WHAT YOU WILL DO: Transcribe each line of the material as it is, and drop any picture.

(Data records)
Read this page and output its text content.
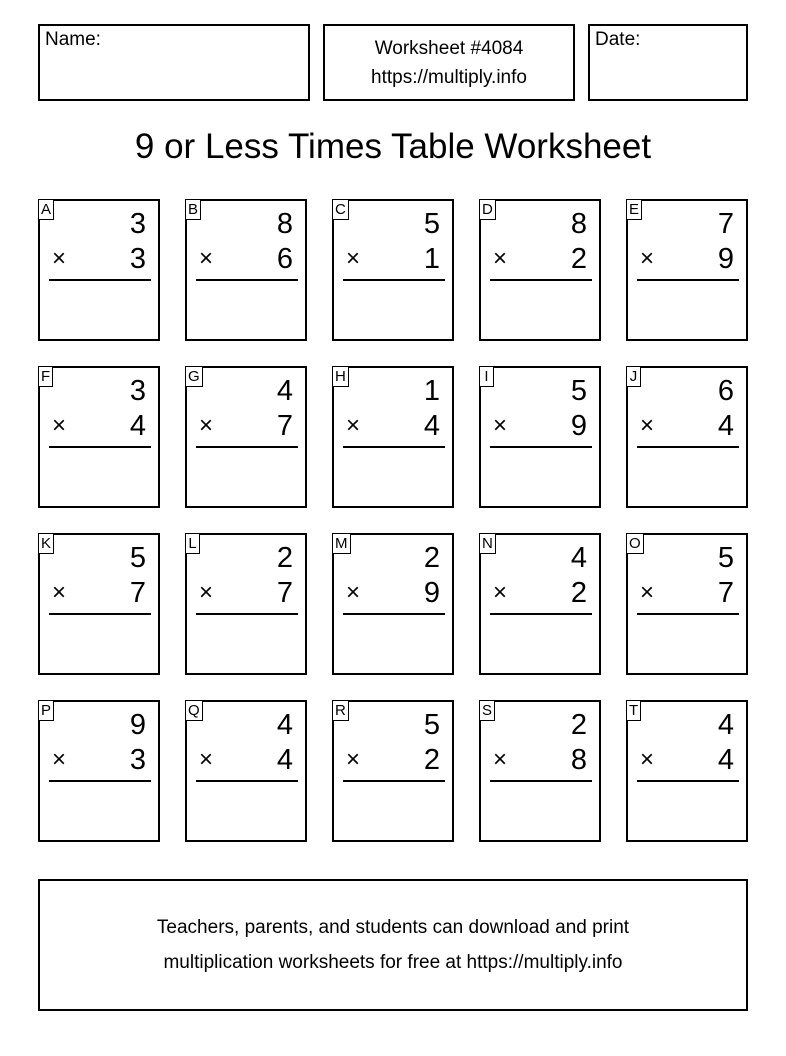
Name:	Worksheet #4084
https://multiply.info
Date:
9 or Less Times Table Worksheet
A	3
× 3
B	8
× 6
C	5
× 1
D	8
× 2
E	7
× 9
F	3
× 4
G	4
× 7
H	1
× 4
I	5
× 9
J	6
× 4
K	5
× 7
L	2
× 7
M	2
× 9
N	4
× 2
O	5
× 7
P	9
× 3
Q	4
× 4
R	5
× 2
S	2
× 8
T	4
× 4
Teachers, parents, and students can download and print
multiplication worksheets for free at https://multiply.info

ANSWER FOR THE TASK:
Read this page and output its text content.
Name:	Worksheet #4084
https://multiply.info
Date:
9 or Less Times Table Worksheet
A	3
× 3
B	8
× 6
C	5
× 1
D	8
× 2
E	7
× 9
F	3
× 4
G	4
× 7
H	1
× 4
I	5
× 9
J	6
× 4
K	5
× 7
L	2
× 7
M	2
× 9
N	4
× 2
O	5
× 7
P	9
× 3
Q	4
× 4
R	5
× 2
S	2
× 8
T	4
× 4
Teachers, parents, and students can download and print
multiplication worksheets for free at https://multiply.info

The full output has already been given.